▸ The problem: Using the entries that follow, state how many lines contain the word "sensitive". The response is that number and nothing more.

(Stored items)

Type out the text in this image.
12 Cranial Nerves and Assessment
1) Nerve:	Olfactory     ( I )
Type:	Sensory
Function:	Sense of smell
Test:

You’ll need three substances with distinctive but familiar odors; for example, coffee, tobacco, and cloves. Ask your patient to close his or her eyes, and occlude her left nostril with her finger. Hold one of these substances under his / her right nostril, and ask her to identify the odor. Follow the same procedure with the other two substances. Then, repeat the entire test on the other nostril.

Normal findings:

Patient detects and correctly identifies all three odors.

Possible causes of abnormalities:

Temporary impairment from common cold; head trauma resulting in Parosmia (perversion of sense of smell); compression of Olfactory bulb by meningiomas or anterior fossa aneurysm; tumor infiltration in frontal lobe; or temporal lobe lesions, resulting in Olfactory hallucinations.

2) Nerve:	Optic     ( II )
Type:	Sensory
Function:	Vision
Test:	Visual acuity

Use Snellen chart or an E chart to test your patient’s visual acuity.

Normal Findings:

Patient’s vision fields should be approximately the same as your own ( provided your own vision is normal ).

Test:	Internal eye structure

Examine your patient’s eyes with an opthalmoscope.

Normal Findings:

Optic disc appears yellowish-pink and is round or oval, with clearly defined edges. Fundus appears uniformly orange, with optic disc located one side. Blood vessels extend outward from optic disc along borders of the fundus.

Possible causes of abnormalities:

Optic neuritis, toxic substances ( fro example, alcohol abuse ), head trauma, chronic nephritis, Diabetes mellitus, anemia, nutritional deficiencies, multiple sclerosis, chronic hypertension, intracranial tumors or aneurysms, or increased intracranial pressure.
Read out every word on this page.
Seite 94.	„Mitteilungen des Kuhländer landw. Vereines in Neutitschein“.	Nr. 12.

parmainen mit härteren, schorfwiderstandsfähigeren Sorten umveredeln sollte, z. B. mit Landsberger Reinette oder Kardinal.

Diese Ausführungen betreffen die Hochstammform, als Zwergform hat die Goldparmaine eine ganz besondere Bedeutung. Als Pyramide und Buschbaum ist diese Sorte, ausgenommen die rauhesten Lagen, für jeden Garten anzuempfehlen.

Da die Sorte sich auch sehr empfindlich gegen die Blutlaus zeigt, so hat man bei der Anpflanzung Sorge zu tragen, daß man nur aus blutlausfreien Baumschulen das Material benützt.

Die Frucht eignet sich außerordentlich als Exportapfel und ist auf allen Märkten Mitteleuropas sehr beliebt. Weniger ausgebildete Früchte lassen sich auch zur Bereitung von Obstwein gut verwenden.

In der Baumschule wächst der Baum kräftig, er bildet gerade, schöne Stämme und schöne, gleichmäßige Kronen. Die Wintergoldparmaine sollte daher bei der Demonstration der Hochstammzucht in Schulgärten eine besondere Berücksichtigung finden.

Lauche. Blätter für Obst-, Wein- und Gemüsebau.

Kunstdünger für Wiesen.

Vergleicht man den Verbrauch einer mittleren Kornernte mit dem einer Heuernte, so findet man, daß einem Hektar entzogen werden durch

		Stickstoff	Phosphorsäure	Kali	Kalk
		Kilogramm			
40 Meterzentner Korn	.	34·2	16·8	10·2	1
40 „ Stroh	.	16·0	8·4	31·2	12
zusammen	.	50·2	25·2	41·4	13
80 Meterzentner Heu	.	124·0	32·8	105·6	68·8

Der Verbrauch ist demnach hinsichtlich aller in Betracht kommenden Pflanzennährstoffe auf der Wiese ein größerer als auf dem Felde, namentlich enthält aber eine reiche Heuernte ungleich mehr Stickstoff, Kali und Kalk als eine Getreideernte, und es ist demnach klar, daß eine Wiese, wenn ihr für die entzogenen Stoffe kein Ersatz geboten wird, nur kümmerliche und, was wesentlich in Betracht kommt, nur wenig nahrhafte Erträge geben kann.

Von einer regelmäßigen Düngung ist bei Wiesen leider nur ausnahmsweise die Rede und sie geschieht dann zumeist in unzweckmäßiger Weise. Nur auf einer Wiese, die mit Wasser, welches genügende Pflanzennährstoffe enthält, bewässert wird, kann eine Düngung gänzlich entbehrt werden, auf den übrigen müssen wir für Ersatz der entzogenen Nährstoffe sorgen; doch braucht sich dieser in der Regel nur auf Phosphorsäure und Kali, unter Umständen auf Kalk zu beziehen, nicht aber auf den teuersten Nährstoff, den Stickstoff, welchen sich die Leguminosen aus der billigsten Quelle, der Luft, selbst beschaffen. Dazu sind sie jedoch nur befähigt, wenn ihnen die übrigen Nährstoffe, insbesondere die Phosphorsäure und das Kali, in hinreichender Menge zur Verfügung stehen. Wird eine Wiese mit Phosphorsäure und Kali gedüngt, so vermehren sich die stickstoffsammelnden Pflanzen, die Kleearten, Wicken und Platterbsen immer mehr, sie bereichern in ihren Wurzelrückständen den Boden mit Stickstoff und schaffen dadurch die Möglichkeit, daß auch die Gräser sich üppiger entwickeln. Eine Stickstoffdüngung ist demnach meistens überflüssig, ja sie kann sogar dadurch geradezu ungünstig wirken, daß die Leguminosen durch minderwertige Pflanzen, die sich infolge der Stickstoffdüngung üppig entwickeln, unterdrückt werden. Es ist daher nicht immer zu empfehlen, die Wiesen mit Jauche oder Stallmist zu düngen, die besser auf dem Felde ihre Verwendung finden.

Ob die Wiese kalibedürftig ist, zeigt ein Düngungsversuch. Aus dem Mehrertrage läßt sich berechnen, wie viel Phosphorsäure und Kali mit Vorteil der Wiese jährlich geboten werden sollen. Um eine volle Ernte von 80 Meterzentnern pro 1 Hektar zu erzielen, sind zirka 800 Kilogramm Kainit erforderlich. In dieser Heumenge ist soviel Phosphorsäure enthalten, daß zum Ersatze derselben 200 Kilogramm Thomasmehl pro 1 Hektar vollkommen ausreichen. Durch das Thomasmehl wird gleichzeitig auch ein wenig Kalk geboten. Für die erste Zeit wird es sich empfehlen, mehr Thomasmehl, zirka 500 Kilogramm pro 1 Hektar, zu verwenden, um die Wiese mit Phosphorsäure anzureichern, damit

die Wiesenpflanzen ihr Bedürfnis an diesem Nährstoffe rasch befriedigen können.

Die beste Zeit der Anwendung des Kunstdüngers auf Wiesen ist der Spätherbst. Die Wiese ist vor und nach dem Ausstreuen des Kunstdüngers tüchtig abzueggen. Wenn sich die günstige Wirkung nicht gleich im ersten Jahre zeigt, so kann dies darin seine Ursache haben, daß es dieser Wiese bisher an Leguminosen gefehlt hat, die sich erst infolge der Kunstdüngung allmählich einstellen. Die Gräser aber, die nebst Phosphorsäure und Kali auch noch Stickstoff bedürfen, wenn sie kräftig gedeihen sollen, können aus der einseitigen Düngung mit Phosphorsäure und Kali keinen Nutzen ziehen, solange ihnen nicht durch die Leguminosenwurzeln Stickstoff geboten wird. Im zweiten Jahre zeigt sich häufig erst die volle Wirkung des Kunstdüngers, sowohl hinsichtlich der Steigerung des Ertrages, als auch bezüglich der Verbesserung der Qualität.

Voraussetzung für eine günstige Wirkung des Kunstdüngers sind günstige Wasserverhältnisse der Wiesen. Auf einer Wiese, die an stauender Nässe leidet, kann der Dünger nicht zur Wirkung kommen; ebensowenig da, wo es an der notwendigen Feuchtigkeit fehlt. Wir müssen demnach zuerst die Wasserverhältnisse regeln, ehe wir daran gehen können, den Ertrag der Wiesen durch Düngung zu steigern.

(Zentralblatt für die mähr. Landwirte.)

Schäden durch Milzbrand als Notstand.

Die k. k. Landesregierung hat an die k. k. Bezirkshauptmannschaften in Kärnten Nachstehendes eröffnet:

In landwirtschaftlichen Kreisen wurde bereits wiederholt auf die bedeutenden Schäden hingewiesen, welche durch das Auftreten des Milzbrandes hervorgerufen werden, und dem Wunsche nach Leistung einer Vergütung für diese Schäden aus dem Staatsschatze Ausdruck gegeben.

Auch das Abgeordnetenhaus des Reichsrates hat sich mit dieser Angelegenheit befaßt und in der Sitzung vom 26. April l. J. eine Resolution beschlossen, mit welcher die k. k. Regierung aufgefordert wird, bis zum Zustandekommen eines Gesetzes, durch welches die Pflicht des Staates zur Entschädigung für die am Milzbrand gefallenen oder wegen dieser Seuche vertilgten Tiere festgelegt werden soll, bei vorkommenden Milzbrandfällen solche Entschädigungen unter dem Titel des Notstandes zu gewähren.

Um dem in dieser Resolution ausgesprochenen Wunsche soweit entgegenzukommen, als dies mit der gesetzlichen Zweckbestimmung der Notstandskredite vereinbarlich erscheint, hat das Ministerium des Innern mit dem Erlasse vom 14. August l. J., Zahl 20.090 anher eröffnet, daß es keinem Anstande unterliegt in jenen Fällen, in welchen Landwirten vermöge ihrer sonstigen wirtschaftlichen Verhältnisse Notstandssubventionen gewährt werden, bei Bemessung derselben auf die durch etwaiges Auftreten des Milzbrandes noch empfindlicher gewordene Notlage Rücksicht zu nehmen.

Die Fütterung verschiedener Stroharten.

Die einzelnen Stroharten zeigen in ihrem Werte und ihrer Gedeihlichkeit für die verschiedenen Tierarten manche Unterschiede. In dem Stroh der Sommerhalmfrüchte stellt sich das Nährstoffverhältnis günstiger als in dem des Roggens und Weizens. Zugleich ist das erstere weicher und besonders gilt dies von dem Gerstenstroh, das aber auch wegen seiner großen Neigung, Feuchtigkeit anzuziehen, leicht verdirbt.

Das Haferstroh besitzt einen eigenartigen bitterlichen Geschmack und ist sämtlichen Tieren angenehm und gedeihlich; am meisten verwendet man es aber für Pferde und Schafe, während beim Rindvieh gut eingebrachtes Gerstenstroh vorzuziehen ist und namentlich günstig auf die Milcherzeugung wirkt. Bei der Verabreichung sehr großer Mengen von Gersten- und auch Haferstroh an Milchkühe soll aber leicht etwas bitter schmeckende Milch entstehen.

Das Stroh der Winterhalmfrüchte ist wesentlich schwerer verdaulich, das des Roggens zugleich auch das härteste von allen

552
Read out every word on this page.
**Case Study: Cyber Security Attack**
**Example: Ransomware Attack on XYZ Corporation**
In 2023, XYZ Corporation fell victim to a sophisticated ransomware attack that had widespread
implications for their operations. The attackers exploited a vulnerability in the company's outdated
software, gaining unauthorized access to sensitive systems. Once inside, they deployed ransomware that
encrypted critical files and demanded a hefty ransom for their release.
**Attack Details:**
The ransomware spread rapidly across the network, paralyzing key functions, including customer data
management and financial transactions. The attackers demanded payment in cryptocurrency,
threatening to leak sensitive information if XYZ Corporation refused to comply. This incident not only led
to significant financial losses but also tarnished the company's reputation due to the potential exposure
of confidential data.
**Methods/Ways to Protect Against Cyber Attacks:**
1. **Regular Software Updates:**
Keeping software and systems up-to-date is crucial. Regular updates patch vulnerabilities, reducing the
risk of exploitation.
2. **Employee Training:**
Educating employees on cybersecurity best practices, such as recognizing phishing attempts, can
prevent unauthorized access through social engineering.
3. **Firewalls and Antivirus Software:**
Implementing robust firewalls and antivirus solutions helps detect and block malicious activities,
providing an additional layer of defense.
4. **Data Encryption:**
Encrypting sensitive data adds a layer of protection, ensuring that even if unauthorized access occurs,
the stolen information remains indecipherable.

▸ Result of the task: 3